**Exercise directions:** Count the lines in the material below that contain the string "Hispanic", treating uppercase and lowercase as different. Reply with the number alone.

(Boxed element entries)
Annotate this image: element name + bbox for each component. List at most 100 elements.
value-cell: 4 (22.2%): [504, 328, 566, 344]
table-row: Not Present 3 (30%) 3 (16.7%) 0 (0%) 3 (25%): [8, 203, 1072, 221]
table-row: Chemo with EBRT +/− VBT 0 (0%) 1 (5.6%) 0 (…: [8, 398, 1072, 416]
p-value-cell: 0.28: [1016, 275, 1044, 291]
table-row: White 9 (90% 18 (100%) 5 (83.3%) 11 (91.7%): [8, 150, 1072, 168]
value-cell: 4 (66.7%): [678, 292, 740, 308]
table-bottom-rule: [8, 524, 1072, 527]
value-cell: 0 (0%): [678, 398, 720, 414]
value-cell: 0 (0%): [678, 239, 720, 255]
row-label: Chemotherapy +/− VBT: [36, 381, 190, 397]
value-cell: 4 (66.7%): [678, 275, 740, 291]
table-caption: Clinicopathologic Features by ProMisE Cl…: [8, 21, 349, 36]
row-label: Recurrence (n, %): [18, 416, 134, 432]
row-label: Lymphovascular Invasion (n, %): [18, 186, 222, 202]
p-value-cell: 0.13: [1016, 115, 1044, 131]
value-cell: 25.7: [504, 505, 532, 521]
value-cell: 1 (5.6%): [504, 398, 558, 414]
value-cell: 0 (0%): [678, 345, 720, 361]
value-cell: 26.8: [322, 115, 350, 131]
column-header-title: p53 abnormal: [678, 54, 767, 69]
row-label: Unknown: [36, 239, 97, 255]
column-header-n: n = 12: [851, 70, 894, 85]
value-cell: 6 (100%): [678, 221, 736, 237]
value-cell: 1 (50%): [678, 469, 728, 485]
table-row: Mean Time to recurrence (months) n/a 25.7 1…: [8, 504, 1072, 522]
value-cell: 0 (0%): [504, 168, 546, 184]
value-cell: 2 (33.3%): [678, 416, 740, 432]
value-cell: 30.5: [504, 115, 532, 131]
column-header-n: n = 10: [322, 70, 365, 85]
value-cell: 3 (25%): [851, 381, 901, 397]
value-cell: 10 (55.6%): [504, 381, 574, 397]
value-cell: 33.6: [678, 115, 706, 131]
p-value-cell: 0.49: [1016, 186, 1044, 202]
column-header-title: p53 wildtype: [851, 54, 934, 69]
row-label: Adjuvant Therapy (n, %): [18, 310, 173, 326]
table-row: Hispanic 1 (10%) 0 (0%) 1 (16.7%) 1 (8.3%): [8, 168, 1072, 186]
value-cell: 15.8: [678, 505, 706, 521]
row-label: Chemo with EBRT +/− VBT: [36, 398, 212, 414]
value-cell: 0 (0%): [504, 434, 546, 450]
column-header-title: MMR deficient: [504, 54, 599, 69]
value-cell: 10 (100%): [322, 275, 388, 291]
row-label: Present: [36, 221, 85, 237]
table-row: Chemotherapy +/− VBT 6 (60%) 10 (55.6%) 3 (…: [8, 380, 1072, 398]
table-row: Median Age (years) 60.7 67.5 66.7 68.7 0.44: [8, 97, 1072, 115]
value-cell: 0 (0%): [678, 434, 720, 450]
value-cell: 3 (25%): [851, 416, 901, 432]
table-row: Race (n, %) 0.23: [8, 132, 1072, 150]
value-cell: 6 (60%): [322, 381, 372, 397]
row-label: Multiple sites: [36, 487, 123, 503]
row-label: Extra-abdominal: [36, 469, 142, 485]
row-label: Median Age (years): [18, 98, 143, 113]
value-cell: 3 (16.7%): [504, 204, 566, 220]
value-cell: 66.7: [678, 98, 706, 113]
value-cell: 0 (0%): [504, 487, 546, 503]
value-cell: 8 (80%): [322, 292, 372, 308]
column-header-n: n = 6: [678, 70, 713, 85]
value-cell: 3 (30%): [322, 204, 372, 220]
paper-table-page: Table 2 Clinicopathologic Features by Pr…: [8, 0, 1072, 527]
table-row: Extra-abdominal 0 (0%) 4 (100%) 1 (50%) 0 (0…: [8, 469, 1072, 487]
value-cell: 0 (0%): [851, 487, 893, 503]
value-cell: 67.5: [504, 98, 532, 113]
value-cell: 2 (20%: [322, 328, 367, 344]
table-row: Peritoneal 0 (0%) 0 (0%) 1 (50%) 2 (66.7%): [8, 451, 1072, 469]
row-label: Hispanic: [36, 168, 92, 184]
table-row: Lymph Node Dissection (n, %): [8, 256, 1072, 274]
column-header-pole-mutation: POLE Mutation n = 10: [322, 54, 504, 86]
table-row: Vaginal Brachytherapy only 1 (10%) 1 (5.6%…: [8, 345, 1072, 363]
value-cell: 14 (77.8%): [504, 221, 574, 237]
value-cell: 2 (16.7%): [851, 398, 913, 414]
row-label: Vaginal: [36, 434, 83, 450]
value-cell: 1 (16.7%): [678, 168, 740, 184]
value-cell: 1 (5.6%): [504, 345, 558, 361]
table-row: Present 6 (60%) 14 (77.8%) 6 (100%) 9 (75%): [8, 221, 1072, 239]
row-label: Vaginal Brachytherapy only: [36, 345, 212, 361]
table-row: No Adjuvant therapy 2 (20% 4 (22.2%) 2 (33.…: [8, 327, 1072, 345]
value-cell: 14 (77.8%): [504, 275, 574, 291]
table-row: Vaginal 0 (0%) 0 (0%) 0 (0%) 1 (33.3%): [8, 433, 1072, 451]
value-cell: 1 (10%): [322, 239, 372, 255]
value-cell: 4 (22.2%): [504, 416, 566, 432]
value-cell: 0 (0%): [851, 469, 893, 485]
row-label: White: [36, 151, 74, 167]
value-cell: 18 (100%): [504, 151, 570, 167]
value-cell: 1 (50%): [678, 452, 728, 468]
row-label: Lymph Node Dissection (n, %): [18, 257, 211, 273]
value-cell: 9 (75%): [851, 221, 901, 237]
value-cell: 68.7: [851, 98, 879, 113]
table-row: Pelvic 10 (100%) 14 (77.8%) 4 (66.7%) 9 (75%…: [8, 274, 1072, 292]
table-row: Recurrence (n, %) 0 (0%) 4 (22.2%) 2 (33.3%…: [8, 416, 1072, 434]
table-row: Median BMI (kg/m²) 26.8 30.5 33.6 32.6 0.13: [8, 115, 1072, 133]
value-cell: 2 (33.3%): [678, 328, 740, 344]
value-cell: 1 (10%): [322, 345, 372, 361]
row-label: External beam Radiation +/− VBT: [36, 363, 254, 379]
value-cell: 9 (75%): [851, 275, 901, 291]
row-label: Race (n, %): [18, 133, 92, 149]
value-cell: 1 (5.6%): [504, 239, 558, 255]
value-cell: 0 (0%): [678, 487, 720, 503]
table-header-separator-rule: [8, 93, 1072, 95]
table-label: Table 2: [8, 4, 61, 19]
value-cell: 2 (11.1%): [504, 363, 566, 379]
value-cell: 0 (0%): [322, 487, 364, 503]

**Result of this task:** 2